*What to produce*. Locate and copy each line in the data that contains the word "bestehende".
## Start Dataset content
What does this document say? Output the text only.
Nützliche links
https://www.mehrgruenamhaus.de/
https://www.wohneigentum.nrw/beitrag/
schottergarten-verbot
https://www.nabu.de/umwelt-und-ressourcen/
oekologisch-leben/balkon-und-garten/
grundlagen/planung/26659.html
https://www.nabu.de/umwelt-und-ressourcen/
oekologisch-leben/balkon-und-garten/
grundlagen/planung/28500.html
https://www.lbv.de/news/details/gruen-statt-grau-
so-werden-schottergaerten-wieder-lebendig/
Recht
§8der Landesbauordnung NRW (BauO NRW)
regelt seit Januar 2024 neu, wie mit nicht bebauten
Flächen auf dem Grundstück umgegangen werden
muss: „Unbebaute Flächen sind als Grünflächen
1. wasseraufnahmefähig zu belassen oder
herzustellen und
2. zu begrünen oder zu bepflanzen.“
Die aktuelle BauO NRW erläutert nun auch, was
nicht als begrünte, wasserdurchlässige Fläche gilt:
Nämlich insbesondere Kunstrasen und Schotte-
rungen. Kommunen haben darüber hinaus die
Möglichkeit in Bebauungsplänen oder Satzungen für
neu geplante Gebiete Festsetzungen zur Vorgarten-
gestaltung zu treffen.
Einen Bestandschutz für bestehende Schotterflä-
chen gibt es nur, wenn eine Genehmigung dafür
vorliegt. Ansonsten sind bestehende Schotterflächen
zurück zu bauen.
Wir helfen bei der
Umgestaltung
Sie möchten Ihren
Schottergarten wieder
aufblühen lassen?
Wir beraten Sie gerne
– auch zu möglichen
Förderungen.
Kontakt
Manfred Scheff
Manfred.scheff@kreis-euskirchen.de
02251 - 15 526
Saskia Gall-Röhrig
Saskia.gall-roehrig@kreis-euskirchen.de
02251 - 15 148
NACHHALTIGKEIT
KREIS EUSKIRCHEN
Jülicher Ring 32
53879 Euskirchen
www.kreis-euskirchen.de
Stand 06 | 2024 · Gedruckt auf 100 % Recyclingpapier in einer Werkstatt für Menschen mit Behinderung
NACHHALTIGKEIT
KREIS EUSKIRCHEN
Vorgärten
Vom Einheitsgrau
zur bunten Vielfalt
## End Dataset content
*Result for this exercise*.
Einen Bestandschutz für bestehende Schotterflä-
vorliegt. Ansonsten sind bestehende Schotterflächen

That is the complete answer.